
— ¿A qué colegio fue?
— Fui siempre a las monjas de la Consolación. Recuerdo que cuando no tendría más de tres años me escapé del colegio y me fui a casa. No es que fuera la más traviesa de la clase, pero siempre estábamos haciendo alguna. Cuando ya éramos más mayorcitas, nos volvimos a escapar para ir a ver a Serrat, que estaba rodando una película en el puerto (’La larga agonía de los peces fuera del agua’).

— Los castigos de las monjas, ¿eran muy duros?
— No te creas. Nos ponían de rodillas cara a la pared y poco más. No te creas que eran demasiado estrictas ni que nos impusieran el catolicismo de manera exagerada. Venían algunos profesores de fuera que nos daban una visión un poco más abierta. Uno de ellos era Francesc Secai, que venía de Barcelona y nos enseñaba Filosofía y Griego. Era un poco hippie, con sus barbas y todo. No es que fuera buena estudiante, pero este profesor me dio una nueva visión de la vida.

— ¿Vivió la época hippie de alguna manera?
— Sí, claro. Viví el final de los 60 y los principios de los 70. De repente llegó gente muy distinta a la que habíamos estado viendo toda la vida. Entonces, nos dimos cuenta de que el mundo estaba cambiando. También descubrí en esa época música distinta, como ‘San Francisco’ de Scott McKenzie. Esa época fue toda una apertura a cosas nuevas que no conocíamos. Hasta que fuimos un poco más mayores, no nos dejaron ir a las pocas discotecas que había, el Portal Nou y el Mar Blau, básicamente.

— ¿Qué hizo al terminar en las monjas de la Consolación?
— Darme cuenta de que era una privilegiada y del esfuerzo que hicieron mis padres por mí. Porque al terminar el colegio me preguntaron qué quería hacer. A mí me seducía la idea de ser enfermera, ha sido la vocación de mi vida, y enseguida me buscaron sitio en la Escuela de Enfermería de Son Dureta, una de las mejores. Allí estuve interna durante tres años para convertirme en enfermera. Recuerdo que, acostumbrada al colegio de las monjas, el día que fuimos mis padres y yo a hablar con la directora, le pregunté que qué día era la misa de inauguración (ríe). Esa mujer me miró con una cara de «esta está a medio cocer», y seguro que lo estaba (ríe).

— Estando interna tres años, seguro que recordará alguna anécdota en Palma.
— Recuerdo que, como novatada, vestíamos un esqueleto de enfermera (ríe), y tonterías así. Había bastante compañerismo, de hecho, tenemos un grupo de whatssap e hicimos una cena de 50 aniversario de la promoción. Solo éramos dos de Ibiza, Neus Torres y yo, y otra chica de Menorca.

•••••

Tarea 1 » Según la entrevista, ¿en qué escuela se formó como enfermera y cuántos años pasó allí interna?
Tarea 2 » Prolonga la entrevista a partir de su última frase.

•••••

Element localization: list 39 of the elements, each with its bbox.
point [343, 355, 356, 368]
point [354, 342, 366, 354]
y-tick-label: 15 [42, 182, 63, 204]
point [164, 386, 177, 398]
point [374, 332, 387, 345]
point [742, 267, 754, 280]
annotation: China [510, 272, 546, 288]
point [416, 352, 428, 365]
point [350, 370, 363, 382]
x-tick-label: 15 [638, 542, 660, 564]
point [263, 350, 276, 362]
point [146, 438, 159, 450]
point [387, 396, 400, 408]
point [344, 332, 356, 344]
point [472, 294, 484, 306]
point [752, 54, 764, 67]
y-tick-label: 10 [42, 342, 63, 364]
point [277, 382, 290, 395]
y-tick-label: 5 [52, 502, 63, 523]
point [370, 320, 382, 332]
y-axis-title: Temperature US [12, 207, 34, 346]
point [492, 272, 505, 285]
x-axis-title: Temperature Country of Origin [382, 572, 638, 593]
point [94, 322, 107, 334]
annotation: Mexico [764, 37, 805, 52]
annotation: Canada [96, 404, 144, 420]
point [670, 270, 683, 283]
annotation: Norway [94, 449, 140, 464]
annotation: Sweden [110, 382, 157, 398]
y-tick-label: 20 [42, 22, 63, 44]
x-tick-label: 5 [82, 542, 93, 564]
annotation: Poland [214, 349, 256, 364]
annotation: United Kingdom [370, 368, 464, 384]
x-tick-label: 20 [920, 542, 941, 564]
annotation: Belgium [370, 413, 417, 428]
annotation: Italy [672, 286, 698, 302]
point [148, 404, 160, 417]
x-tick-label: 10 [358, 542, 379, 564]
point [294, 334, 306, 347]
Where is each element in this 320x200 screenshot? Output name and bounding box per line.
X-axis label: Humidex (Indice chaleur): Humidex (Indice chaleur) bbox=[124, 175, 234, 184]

•••••

Respuesta escrita 1 » En la Escuela de Enfermería de Son Dureta, donde estuvo interna durante tres años.

Respuesta escrita 2 »
— Al terminar, ¿empezó a trabajar en Ibiza?
— Así es. En el antiguo ambulatorio. Recuerdo que las condiciones de trabajo eran muy precarias pero que, a la vez, el personal trabajaba con mucha ilusión. Al principio estuve en pediatría unos años y, después, en laboratorio. Allí éramos cuatro gatos, trabajábamos con la música a tope con una radio que teníamos y no teníamos ningún problema a la hora de hacer las horas que hicieran falta. Fueron unos años muy bonitos. En esa época, aunque soltera, fui madre con toda la ilusión del mundo de mi hijo Héctor, que junto a Rosa me ha dado a mi nieta Laia, que es maravillosa. Tuve la ayuda de mi madre hasta que estuve casada durante once años con Juanjo, que ejerció de padre.

— ¿Trabajó siempre en laboratorio?
— No. Al inaugurar el antiguo edificio de Can Misses, entré en quirófano. Es lo que más me gustó y estuve casi 40 años ejerciendo como enfermera de quirófano. Es un departamento bastante duro, pero gratificante. Allí viví una de las grandes catástrofes de Ibiza, cuando un autobús de jubilados tuvo un accidente. También viví, estando de guardia en el quirófano, el episodio de los apuñalamientos de Sant Antoni. En estos momentos de alarma es cuando de verdad se nota la complicidad y coordinación del personal de quirófano. Funcionamos como el engranaje de un reloj.

— ¿Sigue ejerciendo de enfermera?
— No, me jubilé hace unos años, por una lesión poco después de que abrieran el nuevo hospital. Reconozco que lo echo de menos, seré enfermera toda la vida.

— ¿A qué se dedica en su jubilación?
— A hacer manualidades, a coser, cuidar del jardín, pasar tiempo con mi nieta y a prender cosas nuevas. Mientras estemos vivos hay que seguir aprendiendo cosas.